§ **TASK BRIEF**:
For the entries that follow, tally the lines holding the string "JSON". Give the total and nothing else.
>> begin SOURCE RECORDS
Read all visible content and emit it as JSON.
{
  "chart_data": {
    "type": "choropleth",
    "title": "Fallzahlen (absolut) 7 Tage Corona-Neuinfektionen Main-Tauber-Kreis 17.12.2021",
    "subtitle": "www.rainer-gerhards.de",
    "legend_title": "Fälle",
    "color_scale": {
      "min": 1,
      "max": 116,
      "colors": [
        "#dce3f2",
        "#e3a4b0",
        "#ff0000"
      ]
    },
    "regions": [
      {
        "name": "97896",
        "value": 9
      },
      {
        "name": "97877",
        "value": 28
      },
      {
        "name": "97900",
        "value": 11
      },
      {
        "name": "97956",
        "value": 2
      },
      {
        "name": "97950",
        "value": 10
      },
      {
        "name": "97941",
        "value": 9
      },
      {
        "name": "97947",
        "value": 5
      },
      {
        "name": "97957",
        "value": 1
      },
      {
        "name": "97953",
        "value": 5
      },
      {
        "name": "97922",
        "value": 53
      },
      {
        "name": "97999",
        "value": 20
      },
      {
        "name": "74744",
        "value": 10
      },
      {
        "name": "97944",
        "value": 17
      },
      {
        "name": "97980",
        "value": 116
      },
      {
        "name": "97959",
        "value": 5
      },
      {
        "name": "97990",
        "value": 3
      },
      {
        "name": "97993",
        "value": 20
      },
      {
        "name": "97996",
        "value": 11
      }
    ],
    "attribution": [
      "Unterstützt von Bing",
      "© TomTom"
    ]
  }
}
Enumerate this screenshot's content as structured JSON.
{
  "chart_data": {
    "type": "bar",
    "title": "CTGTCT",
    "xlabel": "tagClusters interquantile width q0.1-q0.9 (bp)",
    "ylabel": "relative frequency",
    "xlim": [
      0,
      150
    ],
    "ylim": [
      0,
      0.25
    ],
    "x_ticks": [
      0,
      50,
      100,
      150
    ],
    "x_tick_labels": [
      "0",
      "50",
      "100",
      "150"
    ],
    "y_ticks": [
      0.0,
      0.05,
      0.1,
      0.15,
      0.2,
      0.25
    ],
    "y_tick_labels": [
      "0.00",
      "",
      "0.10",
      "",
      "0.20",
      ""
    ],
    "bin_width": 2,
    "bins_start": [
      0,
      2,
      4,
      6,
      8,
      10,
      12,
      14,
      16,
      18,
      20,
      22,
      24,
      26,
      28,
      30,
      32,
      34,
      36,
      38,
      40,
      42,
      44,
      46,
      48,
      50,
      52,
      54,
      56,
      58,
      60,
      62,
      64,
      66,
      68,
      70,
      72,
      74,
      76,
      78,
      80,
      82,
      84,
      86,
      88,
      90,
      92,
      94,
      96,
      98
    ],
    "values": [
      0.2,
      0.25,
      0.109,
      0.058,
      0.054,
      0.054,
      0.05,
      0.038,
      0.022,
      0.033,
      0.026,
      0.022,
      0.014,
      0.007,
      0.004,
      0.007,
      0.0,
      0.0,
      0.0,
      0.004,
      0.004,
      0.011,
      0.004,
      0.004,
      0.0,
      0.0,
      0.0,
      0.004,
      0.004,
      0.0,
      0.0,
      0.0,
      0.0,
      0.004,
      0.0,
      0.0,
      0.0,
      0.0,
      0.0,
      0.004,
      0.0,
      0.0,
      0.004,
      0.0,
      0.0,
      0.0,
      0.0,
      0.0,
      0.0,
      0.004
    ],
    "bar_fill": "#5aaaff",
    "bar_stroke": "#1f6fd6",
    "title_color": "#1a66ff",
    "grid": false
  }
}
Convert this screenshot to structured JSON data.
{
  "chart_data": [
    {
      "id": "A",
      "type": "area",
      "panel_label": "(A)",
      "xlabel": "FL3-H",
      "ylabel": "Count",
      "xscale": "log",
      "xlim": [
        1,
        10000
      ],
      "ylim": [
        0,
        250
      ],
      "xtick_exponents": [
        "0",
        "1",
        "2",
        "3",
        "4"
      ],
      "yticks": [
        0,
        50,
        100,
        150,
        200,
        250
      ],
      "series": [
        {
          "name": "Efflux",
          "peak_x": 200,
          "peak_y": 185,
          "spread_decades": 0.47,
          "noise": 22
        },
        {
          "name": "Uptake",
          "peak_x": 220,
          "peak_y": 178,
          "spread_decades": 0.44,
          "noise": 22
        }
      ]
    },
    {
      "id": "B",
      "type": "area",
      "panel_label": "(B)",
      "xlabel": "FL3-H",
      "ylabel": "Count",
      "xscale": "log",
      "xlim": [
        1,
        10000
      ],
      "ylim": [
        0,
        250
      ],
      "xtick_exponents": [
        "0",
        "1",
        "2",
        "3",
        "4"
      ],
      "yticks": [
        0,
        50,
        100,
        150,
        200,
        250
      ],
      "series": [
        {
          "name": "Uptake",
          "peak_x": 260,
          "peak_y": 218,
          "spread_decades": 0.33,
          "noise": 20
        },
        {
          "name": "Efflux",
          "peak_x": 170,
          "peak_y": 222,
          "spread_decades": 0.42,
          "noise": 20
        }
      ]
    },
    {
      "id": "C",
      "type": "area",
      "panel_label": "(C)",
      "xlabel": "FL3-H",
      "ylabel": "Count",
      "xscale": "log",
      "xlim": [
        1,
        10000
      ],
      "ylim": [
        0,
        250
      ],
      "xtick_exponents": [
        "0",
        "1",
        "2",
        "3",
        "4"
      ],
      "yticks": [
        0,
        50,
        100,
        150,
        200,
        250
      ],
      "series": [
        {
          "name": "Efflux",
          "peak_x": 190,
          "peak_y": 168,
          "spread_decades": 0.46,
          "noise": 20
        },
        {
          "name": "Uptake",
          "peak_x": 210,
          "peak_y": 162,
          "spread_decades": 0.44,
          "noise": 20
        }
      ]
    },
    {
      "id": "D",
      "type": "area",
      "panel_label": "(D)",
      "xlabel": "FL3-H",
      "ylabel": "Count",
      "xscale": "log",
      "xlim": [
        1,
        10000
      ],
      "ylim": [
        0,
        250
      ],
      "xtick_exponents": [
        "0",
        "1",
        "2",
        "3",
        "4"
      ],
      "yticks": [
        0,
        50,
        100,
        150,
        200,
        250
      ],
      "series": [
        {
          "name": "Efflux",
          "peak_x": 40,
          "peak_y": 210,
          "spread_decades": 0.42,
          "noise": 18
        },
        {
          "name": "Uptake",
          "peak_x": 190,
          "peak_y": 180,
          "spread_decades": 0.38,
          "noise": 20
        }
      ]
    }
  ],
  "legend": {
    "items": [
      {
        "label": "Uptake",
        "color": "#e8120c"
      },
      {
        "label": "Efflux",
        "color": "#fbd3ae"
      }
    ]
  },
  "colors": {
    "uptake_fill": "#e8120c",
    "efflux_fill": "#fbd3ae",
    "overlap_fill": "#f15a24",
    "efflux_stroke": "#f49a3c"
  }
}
>> end SOURCE RECORDS
§ **ANSWER TO THE PROBLEM**:
3